Source passage ▸
....
CNN today has a bit of information about the death of John Murtha.
The Democratic congressman recently underwent scheduled laparoscopic surgery at National Naval Medical Center in Bethesda, Maryland, to remove his gallbladder. The procedure was “routine minimally invasive surgery,” but doctors “hit his intestines,” a source close to the late congressman told CNN.
That happened in December.
Then;
The National Naval Medical Center issued a statement saying Murtha was admitted January 28 for surgery, but declined to reveal additional details, citing his family’s request for privacy and federal privacy laws.
I’ve done around a thousand lap choles. When I took students to Children’s Hospital in Los Angeles to see surgery, we usually saw pediatric procedures, many of them quite unusual. One day, we were watching a lap chole on a teenager who had developed gall stones, unusual in the pediatric population. I finally had to leave the room as I watched surgeons, quite skilled in other procedures, struggling with the gall bladder.
Laparoscopic surgery involves certain skills that take a lot of practice. You look at a TV monitor and manipulate long instruments inside the abdomen. The instrument goes through the abdominal wall and that creates a fulcrum. When you move your hand to the right, the tip of the instrument goes left. When you move your hand toward the patient’s head, the tip of the instrument goes toward the feet.
Then I thought of this.
....
Supplied records ▸

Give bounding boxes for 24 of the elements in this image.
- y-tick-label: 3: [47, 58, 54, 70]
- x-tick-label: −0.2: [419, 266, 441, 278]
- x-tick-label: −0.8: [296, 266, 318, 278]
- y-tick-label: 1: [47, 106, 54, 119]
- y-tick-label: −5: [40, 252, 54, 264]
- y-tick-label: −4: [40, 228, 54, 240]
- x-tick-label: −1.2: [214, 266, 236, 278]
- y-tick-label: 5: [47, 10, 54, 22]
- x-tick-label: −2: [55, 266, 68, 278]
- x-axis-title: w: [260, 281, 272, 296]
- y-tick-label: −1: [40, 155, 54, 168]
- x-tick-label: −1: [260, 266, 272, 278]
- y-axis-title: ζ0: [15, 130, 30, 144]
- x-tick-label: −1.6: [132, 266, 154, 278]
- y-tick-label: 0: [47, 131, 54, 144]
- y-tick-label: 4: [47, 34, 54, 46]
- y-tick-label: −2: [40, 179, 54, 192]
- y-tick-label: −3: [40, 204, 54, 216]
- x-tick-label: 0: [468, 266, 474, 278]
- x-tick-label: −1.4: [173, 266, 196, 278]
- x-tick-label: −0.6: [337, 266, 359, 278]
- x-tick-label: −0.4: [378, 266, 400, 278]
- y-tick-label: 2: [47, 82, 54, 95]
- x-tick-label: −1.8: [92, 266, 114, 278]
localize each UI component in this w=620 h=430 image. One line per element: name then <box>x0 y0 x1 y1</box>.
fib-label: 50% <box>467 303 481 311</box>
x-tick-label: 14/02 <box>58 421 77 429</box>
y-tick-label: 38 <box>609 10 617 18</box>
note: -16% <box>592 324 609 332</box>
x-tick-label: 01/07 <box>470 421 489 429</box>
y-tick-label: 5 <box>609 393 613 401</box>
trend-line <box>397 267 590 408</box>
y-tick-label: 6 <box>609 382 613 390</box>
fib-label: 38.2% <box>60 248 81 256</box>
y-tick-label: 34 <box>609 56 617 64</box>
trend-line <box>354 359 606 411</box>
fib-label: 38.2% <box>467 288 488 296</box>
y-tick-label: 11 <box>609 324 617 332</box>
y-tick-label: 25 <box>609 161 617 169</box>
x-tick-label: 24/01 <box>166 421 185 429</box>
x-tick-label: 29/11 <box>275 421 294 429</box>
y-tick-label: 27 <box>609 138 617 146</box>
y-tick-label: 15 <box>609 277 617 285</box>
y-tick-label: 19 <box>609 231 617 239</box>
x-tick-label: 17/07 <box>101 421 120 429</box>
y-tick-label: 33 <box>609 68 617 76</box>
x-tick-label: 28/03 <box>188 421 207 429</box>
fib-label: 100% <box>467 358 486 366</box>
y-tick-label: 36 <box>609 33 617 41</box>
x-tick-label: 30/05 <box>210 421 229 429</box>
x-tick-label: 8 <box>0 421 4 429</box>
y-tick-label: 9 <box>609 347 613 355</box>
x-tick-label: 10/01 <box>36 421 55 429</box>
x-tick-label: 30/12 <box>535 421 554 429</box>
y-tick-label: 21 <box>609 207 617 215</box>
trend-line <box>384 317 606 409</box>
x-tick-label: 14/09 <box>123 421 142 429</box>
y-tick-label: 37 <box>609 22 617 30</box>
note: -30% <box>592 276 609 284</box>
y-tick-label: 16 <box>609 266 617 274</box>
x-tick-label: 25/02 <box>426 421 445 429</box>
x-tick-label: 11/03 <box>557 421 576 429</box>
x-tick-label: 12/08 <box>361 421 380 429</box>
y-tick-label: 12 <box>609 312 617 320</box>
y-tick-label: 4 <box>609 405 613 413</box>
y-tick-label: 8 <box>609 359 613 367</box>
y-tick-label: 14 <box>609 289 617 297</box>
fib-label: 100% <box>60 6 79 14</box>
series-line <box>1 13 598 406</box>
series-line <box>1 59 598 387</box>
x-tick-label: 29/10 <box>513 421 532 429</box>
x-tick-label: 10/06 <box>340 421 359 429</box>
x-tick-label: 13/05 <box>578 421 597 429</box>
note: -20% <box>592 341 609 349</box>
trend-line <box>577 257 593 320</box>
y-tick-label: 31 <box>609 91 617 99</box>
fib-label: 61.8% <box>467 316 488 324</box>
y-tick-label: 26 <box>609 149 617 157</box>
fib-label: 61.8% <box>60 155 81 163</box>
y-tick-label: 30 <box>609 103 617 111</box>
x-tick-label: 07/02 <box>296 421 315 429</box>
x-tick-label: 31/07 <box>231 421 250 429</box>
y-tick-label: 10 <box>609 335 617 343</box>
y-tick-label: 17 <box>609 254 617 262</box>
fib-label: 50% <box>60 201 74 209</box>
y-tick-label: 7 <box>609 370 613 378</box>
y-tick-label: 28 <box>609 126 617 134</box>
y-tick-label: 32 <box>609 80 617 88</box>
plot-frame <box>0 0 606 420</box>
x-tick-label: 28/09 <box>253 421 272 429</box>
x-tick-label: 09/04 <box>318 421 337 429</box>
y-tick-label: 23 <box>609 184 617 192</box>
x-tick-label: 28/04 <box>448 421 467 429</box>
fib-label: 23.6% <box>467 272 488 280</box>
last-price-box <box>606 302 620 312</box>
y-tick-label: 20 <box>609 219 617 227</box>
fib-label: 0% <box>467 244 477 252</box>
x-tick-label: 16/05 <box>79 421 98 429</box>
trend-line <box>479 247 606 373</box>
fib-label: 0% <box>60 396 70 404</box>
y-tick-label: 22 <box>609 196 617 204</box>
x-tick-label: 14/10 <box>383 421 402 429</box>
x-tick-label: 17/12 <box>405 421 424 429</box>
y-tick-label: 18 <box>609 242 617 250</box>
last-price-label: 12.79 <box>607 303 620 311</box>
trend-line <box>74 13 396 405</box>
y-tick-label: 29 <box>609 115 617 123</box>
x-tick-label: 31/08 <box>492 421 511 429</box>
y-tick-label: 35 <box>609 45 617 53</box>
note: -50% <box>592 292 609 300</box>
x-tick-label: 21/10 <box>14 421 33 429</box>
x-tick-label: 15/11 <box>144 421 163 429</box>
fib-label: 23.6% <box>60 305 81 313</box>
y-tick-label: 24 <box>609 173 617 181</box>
....
Aim of the exercise ▸
From the post about John Murtha's surgery, pull out the passage between "That happened in" and "federal privacy laws.", inclusive.

Response to the task ▸
That happened in December.
Then;
The National Naval Medical Center issued a statement saying Murtha was admitted January 28 for surgery, but declined to reveal additional details, citing his family’s request for privacy and federal privacy laws.